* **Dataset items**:

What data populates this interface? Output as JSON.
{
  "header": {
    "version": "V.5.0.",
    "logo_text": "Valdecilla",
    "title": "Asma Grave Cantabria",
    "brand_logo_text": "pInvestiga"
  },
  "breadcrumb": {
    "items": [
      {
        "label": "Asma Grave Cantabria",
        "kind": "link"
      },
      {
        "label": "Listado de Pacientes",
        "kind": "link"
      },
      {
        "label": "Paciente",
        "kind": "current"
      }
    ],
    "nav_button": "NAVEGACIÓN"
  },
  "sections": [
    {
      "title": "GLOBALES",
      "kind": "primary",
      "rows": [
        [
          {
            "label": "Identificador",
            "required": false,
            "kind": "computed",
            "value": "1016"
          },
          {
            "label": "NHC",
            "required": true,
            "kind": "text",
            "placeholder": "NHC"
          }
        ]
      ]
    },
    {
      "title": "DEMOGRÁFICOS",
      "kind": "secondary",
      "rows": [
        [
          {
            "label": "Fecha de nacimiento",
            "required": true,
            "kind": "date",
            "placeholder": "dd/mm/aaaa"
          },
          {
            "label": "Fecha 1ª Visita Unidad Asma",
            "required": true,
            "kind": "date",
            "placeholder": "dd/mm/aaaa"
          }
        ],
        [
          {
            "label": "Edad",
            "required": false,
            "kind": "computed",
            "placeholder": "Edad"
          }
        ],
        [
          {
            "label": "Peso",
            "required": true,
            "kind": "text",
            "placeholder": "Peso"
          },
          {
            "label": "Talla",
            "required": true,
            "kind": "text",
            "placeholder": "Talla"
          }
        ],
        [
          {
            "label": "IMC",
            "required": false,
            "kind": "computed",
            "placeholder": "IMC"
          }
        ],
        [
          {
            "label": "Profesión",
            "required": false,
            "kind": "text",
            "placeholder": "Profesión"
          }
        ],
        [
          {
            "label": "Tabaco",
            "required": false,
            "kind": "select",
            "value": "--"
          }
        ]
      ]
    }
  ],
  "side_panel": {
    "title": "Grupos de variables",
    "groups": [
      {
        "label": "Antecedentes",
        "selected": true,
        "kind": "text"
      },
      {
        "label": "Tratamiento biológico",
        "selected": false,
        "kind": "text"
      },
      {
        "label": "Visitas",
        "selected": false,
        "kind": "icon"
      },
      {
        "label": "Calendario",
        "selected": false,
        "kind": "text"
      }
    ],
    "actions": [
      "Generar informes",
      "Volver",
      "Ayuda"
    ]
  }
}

* **The problem**: Transcribe all of the lines in the records precisely.

* **Reply**:
What data populates this interface? Output as JSON.
{
  "header": {
    "version": "V.5.0.",
    "logo_text": "Valdecilla",
    "title": "Asma Grave Cantabria",
    "brand_logo_text": "pInvestiga"
  },
  "breadcrumb": {
    "items": [
      {
        "label": "Asma Grave Cantabria",
        "kind": "link"
      },
      {
        "label": "Listado de Pacientes",
        "kind": "link"
      },
      {
        "label": "Paciente",
        "kind": "current"
      }
    ],
    "nav_button": "NAVEGACIÓN"
  },
  "sections": [
    {
      "title": "GLOBALES",
      "kind": "primary",
      "rows": [
        [
          {
            "label": "Identificador",
            "required": false,
            "kind": "computed",
            "value": "1016"
          },
          {
            "label": "NHC",
            "required": true,
            "kind": "text",
            "placeholder": "NHC"
          }
        ]
      ]
    },
    {
      "title": "DEMOGRÁFICOS",
      "kind": "secondary",
      "rows": [
        [
          {
            "label": "Fecha de nacimiento",
            "required": true,
            "kind": "date",
            "placeholder": "dd/mm/aaaa"
          },
          {
            "label": "Fecha 1ª Visita Unidad Asma",
            "required": true,
            "kind": "date",
            "placeholder": "dd/mm/aaaa"
          }
        ],
        [
          {
            "label": "Edad",
            "required": false,
            "kind": "computed",
            "placeholder": "Edad"
          }
        ],
        [
          {
            "label": "Peso",
            "required": true,
            "kind": "text",
            "placeholder": "Peso"
          },
          {
            "label": "Talla",
            "required": true,
            "kind": "text",
            "placeholder": "Talla"
          }
        ],
        [
          {
            "label": "IMC",
            "required": false,
            "kind": "computed",
            "placeholder": "IMC"
          }
        ],
        [
          {
            "label": "Profesión",
            "required": false,
            "kind": "text",
            "placeholder": "Profesión"
          }
        ],
        [
          {
            "label": "Tabaco",
            "required": false,
            "kind": "select",
            "value": "--"
          }
        ]
      ]
    }
  ],
  "side_panel": {
    "title": "Grupos de variables",
    "groups": [
      {
        "label": "Antecedentes",
        "selected": true,
        "kind": "text"
      },
      {
        "label": "Tratamiento biológico",
        "selected": false,
        "kind": "text"
      },
      {
        "label": "Visitas",
        "selected": false,
        "kind": "icon"
      },
      {
        "label": "Calendario",
        "selected": false,
        "kind": "text"
      }
    ],
    "actions": [
      "Generar informes",
      "Volver",
      "Ayuda"
    ]
  }
}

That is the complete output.